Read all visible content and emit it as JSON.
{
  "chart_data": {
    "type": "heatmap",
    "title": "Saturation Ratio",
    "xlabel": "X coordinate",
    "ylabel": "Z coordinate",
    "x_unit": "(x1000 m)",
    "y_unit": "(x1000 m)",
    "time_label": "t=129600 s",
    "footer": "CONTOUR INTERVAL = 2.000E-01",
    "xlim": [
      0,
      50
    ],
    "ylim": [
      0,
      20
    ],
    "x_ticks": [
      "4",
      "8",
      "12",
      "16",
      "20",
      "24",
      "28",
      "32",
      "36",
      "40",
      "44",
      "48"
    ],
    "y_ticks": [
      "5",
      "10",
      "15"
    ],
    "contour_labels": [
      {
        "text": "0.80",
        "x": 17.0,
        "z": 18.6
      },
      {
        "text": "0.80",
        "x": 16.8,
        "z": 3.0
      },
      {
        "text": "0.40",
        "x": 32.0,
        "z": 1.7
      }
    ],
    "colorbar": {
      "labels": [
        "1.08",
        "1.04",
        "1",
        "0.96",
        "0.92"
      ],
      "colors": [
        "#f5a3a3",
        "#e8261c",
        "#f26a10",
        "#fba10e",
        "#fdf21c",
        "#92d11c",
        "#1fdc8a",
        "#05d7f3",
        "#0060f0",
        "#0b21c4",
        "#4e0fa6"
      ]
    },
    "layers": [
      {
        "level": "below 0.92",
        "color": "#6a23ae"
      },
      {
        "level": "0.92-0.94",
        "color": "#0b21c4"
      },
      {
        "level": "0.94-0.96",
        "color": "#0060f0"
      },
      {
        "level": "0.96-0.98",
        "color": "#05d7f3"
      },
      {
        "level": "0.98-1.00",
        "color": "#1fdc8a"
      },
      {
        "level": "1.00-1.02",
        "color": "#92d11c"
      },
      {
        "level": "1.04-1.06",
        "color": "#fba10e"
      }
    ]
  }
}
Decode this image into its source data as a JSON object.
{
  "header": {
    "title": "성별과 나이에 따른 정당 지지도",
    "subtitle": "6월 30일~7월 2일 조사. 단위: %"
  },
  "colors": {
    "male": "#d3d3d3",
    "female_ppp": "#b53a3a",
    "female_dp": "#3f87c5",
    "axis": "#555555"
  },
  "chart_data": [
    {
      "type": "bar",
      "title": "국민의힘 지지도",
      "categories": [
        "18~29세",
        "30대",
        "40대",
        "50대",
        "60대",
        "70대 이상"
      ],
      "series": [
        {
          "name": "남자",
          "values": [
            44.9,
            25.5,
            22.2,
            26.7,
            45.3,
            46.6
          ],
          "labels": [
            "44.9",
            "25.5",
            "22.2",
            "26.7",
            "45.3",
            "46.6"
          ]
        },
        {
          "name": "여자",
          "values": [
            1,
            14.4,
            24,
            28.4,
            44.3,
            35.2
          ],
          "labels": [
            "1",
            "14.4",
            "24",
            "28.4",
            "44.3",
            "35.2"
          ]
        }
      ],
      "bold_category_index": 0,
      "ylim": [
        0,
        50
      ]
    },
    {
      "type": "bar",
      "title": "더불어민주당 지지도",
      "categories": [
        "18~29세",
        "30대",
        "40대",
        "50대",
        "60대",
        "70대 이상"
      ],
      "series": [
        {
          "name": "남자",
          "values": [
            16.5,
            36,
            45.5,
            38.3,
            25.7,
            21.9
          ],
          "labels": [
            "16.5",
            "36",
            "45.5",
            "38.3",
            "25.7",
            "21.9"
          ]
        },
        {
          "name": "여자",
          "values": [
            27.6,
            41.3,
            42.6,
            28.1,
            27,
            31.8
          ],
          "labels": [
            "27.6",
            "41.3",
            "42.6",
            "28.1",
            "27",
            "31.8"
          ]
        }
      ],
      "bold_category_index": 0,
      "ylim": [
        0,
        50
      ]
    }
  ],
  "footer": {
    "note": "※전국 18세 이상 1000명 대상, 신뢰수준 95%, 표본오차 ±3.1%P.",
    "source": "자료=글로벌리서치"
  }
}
....
◆ **Task prompt**:
Print the records above exactly as they appear.

◆ **Reply**:
Read all visible content and emit it as JSON.
{
  "chart_data": {
    "type": "heatmap",
    "title": "Saturation Ratio",
    "xlabel": "X coordinate",
    "ylabel": "Z coordinate",
    "x_unit": "(x1000 m)",
    "y_unit": "(x1000 m)",
    "time_label": "t=129600 s",
    "footer": "CONTOUR INTERVAL = 2.000E-01",
    "xlim": [
      0,
      50
    ],
    "ylim": [
      0,
      20
    ],
    "x_ticks": [
      "4",
      "8",
      "12",
      "16",
      "20",
      "24",
      "28",
      "32",
      "36",
      "40",
      "44",
      "48"
    ],
    "y_ticks": [
      "5",
      "10",
      "15"
    ],
    "contour_labels": [
      {
        "text": "0.80",
        "x": 17.0,
        "z": 18.6
      },
      {
        "text": "0.80",
        "x": 16.8,
        "z": 3.0
      },
      {
        "text": "0.40",
        "x": 32.0,
        "z": 1.7
      }
    ],
    "colorbar": {
      "labels": [
        "1.08",
        "1.04",
        "1",
        "0.96",
        "0.92"
      ],
      "colors": [
        "#f5a3a3",
        "#e8261c",
        "#f26a10",
        "#fba10e",
        "#fdf21c",
        "#92d11c",
        "#1fdc8a",
        "#05d7f3",
        "#0060f0",
        "#0b21c4",
        "#4e0fa6"
      ]
    },
    "layers": [
      {
        "level": "below 0.92",
        "color": "#6a23ae"
      },
      {
        "level": "0.92-0.94",
        "color": "#0b21c4"
      },
      {
        "level": "0.94-0.96",
        "color": "#0060f0"
      },
      {
        "level": "0.96-0.98",
        "color": "#05d7f3"
      },
      {
        "level": "0.98-1.00",
        "color": "#1fdc8a"
      },
      {
        "level": "1.00-1.02",
        "color": "#92d11c"
      },
      {
        "level": "1.04-1.06",
        "color": "#fba10e"
      }
    ]
  }
}
Decode this image into its source data as a JSON object.
{
  "header": {
    "title": "성별과 나이에 따른 정당 지지도",
    "subtitle": "6월 30일~7월 2일 조사. 단위: %"
  },
  "colors": {
    "male": "#d3d3d3",
    "female_ppp": "#b53a3a",
    "female_dp": "#3f87c5",
    "axis": "#555555"
  },
  "chart_data": [
    {
      "type": "bar",
      "title": "국민의힘 지지도",
      "categories": [
        "18~29세",
        "30대",
        "40대",
        "50대",
        "60대",
        "70대 이상"
      ],
      "series": [
        {
          "name": "남자",
          "values": [
            44.9,
            25.5,
            22.2,
            26.7,
            45.3,
            46.6
          ],
          "labels": [
            "44.9",
            "25.5",
            "22.2",
            "26.7",
            "45.3",
            "46.6"
          ]
        },
        {
          "name": "여자",
          "values": [
            1,
            14.4,
            24,
            28.4,
            44.3,
            35.2
          ],
          "labels": [
            "1",
            "14.4",
            "24",
            "28.4",
            "44.3",
            "35.2"
          ]
        }
      ],
      "bold_category_index": 0,
      "ylim": [
        0,
        50
      ]
    },
    {
      "type": "bar",
      "title": "더불어민주당 지지도",
      "categories": [
        "18~29세",
        "30대",
        "40대",
        "50대",
        "60대",
        "70대 이상"
      ],
      "series": [
        {
          "name": "남자",
          "values": [
            16.5,
            36,
            45.5,
            38.3,
            25.7,
            21.9
          ],
          "labels": [
            "16.5",
            "36",
            "45.5",
            "38.3",
            "25.7",
            "21.9"
          ]
        },
        {
          "name": "여자",
          "values": [
            27.6,
            41.3,
            42.6,
            28.1,
            27,
            31.8
          ],
          "labels": [
            "27.6",
            "41.3",
            "42.6",
            "28.1",
            "27",
            "31.8"
          ]
        }
      ],
      "bold_category_index": 0,
      "ylim": [
        0,
        50
      ]
    }
  ],
  "footer": {
    "note": "※전국 18세 이상 1000명 대상, 신뢰수준 95%, 표본오차 ±3.1%P.",
    "source": "자료=글로벌리서치"
  }
}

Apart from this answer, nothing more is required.